--- Rows from a figure dataset ---
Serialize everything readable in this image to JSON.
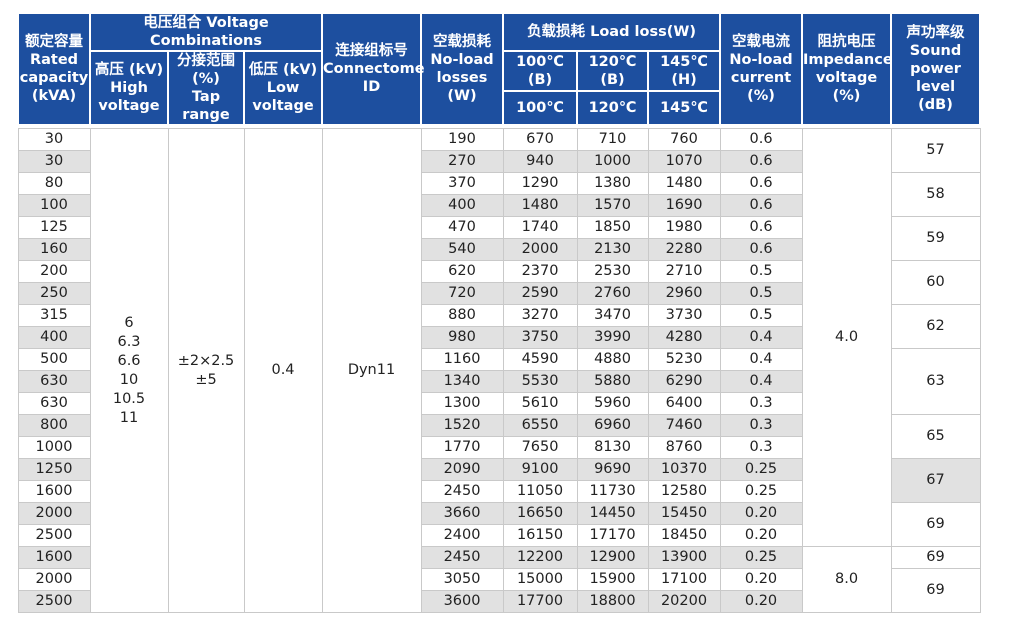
{
  "header": {
    "capacity": [
      "额定容量",
      "Rated",
      "capacity",
      "(kVA)"
    ],
    "voltage_group": "电压组合 Voltage Combinations",
    "high_voltage": [
      "高压 (kV)",
      "High",
      "voltage"
    ],
    "tap_range": [
      "分接范围",
      "(%)",
      "Tap range"
    ],
    "low_voltage": [
      "低压 (kV)",
      "Low",
      "voltage"
    ],
    "connection": [
      "连接组标号",
      "Connectome",
      "ID"
    ],
    "no_load_losses": [
      "空载损耗",
      "No-load",
      "losses",
      "(W)"
    ],
    "load_loss": "负载损耗 Load loss(W)",
    "load_temps": [
      "100℃ (B)",
      "120℃ (B)",
      "145℃ (H)"
    ],
    "load_temps_short": [
      "100℃",
      "120℃",
      "145℃"
    ],
    "no_load_current": [
      "空载电流",
      "No-load",
      "current",
      "(%)"
    ],
    "impedance": [
      "阻抗电压",
      "Impedance",
      "voltage",
      "(%)"
    ],
    "sound": [
      "声功率级",
      "Sound",
      "power level",
      "(dB)"
    ]
  },
  "table": {
    "rows": [
      [
        "30",
        "190",
        "670",
        "710",
        "760",
        "0.6"
      ],
      [
        "30",
        "270",
        "940",
        "1000",
        "1070",
        "0.6"
      ],
      [
        "80",
        "370",
        "1290",
        "1380",
        "1480",
        "0.6"
      ],
      [
        "100",
        "400",
        "1480",
        "1570",
        "1690",
        "0.6"
      ],
      [
        "125",
        "470",
        "1740",
        "1850",
        "1980",
        "0.6"
      ],
      [
        "160",
        "540",
        "2000",
        "2130",
        "2280",
        "0.6"
      ],
      [
        "200",
        "620",
        "2370",
        "2530",
        "2710",
        "0.5"
      ],
      [
        "250",
        "720",
        "2590",
        "2760",
        "2960",
        "0.5"
      ],
      [
        "315",
        "880",
        "3270",
        "3470",
        "3730",
        "0.5"
      ],
      [
        "400",
        "980",
        "3750",
        "3990",
        "4280",
        "0.4"
      ],
      [
        "500",
        "1160",
        "4590",
        "4880",
        "5230",
        "0.4"
      ],
      [
        "630",
        "1340",
        "5530",
        "5880",
        "6290",
        "0.4"
      ],
      [
        "630",
        "1300",
        "5610",
        "5960",
        "6400",
        "0.3"
      ],
      [
        "800",
        "1520",
        "6550",
        "6960",
        "7460",
        "0.3"
      ],
      [
        "1000",
        "1770",
        "7650",
        "8130",
        "8760",
        "0.3"
      ],
      [
        "1250",
        "2090",
        "9100",
        "9690",
        "10370",
        "0.25"
      ],
      [
        "1600",
        "2450",
        "11050",
        "11730",
        "12580",
        "0.25"
      ],
      [
        "2000",
        "3660",
        "16650",
        "14450",
        "15450",
        "0.20"
      ],
      [
        "2500",
        "2400",
        "16150",
        "17170",
        "18450",
        "0.20"
      ],
      [
        "1600",
        "2450",
        "12200",
        "12900",
        "13900",
        "0.25"
      ],
      [
        "2000",
        "3050",
        "15000",
        "15900",
        "17100",
        "0.20"
      ],
      [
        "2500",
        "3600",
        "17700",
        "18800",
        "20200",
        "0.20"
      ]
    ],
    "high_voltage_values": [
      "6",
      "6.3",
      "6.6",
      "10",
      "10.5",
      "11"
    ],
    "tap_range_values": [
      "±2×2.5",
      "±5"
    ],
    "low_voltage_value": "0.4",
    "connection_value": "Dyn11",
    "impedance_values": [
      "4.0",
      "8.0"
    ],
    "sound_values": [
      "57",
      "58",
      "59",
      "60",
      "62",
      "63",
      "65",
      "67",
      "69",
      "69",
      "69"
    ]
  }
}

--- What is expected ---
The listing above must be printed again exactly, minus its pictures.

--- Written answer ---
Serialize everything readable in this image to JSON.
{
  "header": {
    "capacity": [
      "额定容量",
      "Rated",
      "capacity",
      "(kVA)"
    ],
    "voltage_group": "电压组合 Voltage Combinations",
    "high_voltage": [
      "高压 (kV)",
      "High",
      "voltage"
    ],
    "tap_range": [
      "分接范围",
      "(%)",
      "Tap range"
    ],
    "low_voltage": [
      "低压 (kV)",
      "Low",
      "voltage"
    ],
    "connection": [
      "连接组标号",
      "Connectome",
      "ID"
    ],
    "no_load_losses": [
      "空载损耗",
      "No-load",
      "losses",
      "(W)"
    ],
    "load_loss": "负载损耗 Load loss(W)",
    "load_temps": [
      "100℃ (B)",
      "120℃ (B)",
      "145℃ (H)"
    ],
    "load_temps_short": [
      "100℃",
      "120℃",
      "145℃"
    ],
    "no_load_current": [
      "空载电流",
      "No-load",
      "current",
      "(%)"
    ],
    "impedance": [
      "阻抗电压",
      "Impedance",
      "voltage",
      "(%)"
    ],
    "sound": [
      "声功率级",
      "Sound",
      "power level",
      "(dB)"
    ]
  },
  "table": {
    "rows": [
      [
        "30",
        "190",
        "670",
        "710",
        "760",
        "0.6"
      ],
      [
        "30",
        "270",
        "940",
        "1000",
        "1070",
        "0.6"
      ],
      [
        "80",
        "370",
        "1290",
        "1380",
        "1480",
        "0.6"
      ],
      [
        "100",
        "400",
        "1480",
        "1570",
        "1690",
        "0.6"
      ],
      [
        "125",
        "470",
        "1740",
        "1850",
        "1980",
        "0.6"
      ],
      [
        "160",
        "540",
        "2000",
        "2130",
        "2280",
        "0.6"
      ],
      [
        "200",
        "620",
        "2370",
        "2530",
        "2710",
        "0.5"
      ],
      [
        "250",
        "720",
        "2590",
        "2760",
        "2960",
        "0.5"
      ],
      [
        "315",
        "880",
        "3270",
        "3470",
        "3730",
        "0.5"
      ],
      [
        "400",
        "980",
        "3750",
        "3990",
        "4280",
        "0.4"
      ],
      [
        "500",
        "1160",
        "4590",
        "4880",
        "5230",
        "0.4"
      ],
      [
        "630",
        "1340",
        "5530",
        "5880",
        "6290",
        "0.4"
      ],
      [
        "630",
        "1300",
        "5610",
        "5960",
        "6400",
        "0.3"
      ],
      [
        "800",
        "1520",
        "6550",
        "6960",
        "7460",
        "0.3"
      ],
      [
        "1000",
        "1770",
        "7650",
        "8130",
        "8760",
        "0.3"
      ],
      [
        "1250",
        "2090",
        "9100",
        "9690",
        "10370",
        "0.25"
      ],
      [
        "1600",
        "2450",
        "11050",
        "11730",
        "12580",
        "0.25"
      ],
      [
        "2000",
        "3660",
        "16650",
        "14450",
        "15450",
        "0.20"
      ],
      [
        "2500",
        "2400",
        "16150",
        "17170",
        "18450",
        "0.20"
      ],
      [
        "1600",
        "2450",
        "12200",
        "12900",
        "13900",
        "0.25"
      ],
      [
        "2000",
        "3050",
        "15000",
        "15900",
        "17100",
        "0.20"
      ],
      [
        "2500",
        "3600",
        "17700",
        "18800",
        "20200",
        "0.20"
      ]
    ],
    "high_voltage_values": [
      "6",
      "6.3",
      "6.6",
      "10",
      "10.5",
      "11"
    ],
    "tap_range_values": [
      "±2×2.5",
      "±5"
    ],
    "low_voltage_value": "0.4",
    "connection_value": "Dyn11",
    "impedance_values": [
      "4.0",
      "8.0"
    ],
    "sound_values": [
      "57",
      "58",
      "59",
      "60",
      "62",
      "63",
      "65",
      "67",
      "69",
      "69",
      "69"
    ]
  }
}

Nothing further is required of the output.